--- START Task inputs ---

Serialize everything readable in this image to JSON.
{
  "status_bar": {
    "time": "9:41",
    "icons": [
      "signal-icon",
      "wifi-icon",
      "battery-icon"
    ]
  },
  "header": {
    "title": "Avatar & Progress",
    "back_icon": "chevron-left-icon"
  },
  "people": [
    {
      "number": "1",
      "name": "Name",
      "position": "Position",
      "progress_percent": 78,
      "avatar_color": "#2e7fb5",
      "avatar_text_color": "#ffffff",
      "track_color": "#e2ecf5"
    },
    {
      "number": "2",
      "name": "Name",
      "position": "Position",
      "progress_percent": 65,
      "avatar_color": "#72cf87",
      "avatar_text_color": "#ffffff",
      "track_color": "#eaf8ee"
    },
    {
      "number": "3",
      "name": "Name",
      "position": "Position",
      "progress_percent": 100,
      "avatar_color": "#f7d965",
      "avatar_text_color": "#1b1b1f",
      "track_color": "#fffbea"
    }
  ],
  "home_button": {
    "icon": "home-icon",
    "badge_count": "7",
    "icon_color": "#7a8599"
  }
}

--- END Task inputs ---

_Goal of the exercise:_ From the records above, extract every entry exactly as given.

_Response below:_
Serialize everything readable in this image to JSON.
{
  "status_bar": {
    "time": "9:41",
    "icons": [
      "signal-icon",
      "wifi-icon",
      "battery-icon"
    ]
  },
  "header": {
    "title": "Avatar & Progress",
    "back_icon": "chevron-left-icon"
  },
  "people": [
    {
      "number": "1",
      "name": "Name",
      "position": "Position",
      "progress_percent": 78,
      "avatar_color": "#2e7fb5",
      "avatar_text_color": "#ffffff",
      "track_color": "#e2ecf5"
    },
    {
      "number": "2",
      "name": "Name",
      "position": "Position",
      "progress_percent": 65,
      "avatar_color": "#72cf87",
      "avatar_text_color": "#ffffff",
      "track_color": "#eaf8ee"
    },
    {
      "number": "3",
      "name": "Name",
      "position": "Position",
      "progress_percent": 100,
      "avatar_color": "#f7d965",
      "avatar_text_color": "#1b1b1f",
      "track_color": "#fffbea"
    }
  ],
  "home_button": {
    "icon": "home-icon",
    "badge_count": "7",
    "icon_color": "#7a8599"
  }
}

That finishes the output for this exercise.